** START OF Information given **

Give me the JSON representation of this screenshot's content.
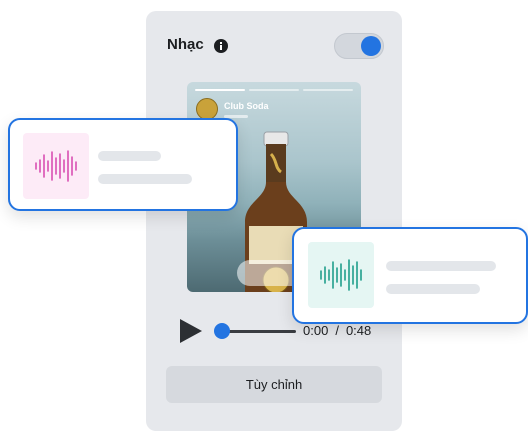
{
  "music": {
    "title": "Nhạc",
    "toggle_on": true
  },
  "media": {
    "account_name": "Club Soda",
    "progress_segments": 3
  },
  "player": {
    "current_time": "0:00",
    "separator": "/",
    "duration": "0:48"
  },
  "actions": {
    "customize_label": "Tùy chỉnh"
  },
  "tracks": [
    {
      "thumb_color": "#fdebf7",
      "wave_color": "#d94fb3",
      "icon": "audio-waveform-icon"
    },
    {
      "thumb_color": "#e5f6f3",
      "wave_color": "#1f9e8c",
      "icon": "audio-waveform-icon"
    }
  ],
  "colors": {
    "accent": "#2374e1",
    "panel": "#e6e8ec"
  }
}
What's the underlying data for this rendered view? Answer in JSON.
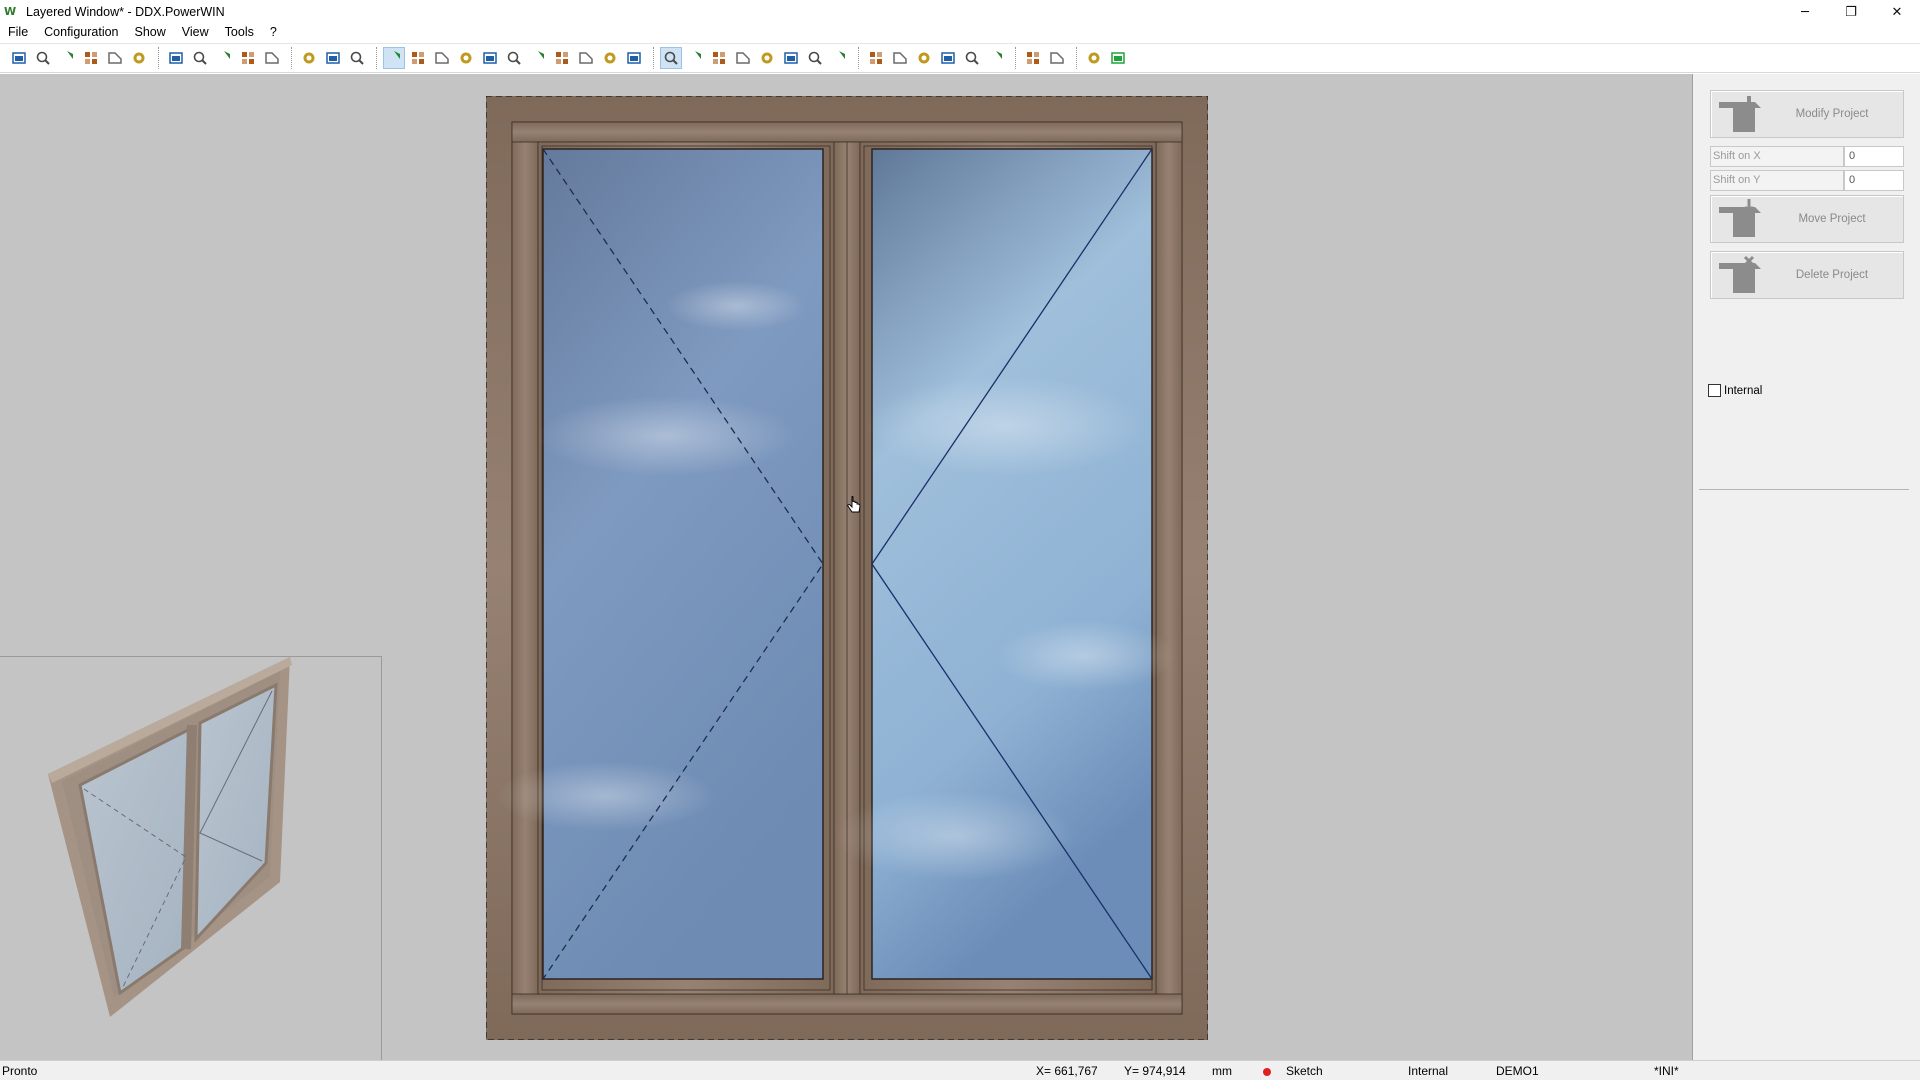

** END OF Information given **

What this task involves: Every record above should come back exactly, but without its pictures.

Response to this exercise:
Give me the JSON representation of this screenshot's content.
{
  "music": {
    "title": "Nhạc",
    "toggle_on": true
  },
  "media": {
    "account_name": "Club Soda",
    "progress_segments": 3
  },
  "player": {
    "current_time": "0:00",
    "separator": "/",
    "duration": "0:48"
  },
  "actions": {
    "customize_label": "Tùy chỉnh"
  },
  "tracks": [
    {
      "thumb_color": "#fdebf7",
      "wave_color": "#d94fb3",
      "icon": "audio-waveform-icon"
    },
    {
      "thumb_color": "#e5f6f3",
      "wave_color": "#1f9e8c",
      "icon": "audio-waveform-icon"
    }
  ],
  "colors": {
    "accent": "#2374e1",
    "panel": "#e6e8ec"
  }
}
What's the underlying data for this rendered view? Answer in JSON.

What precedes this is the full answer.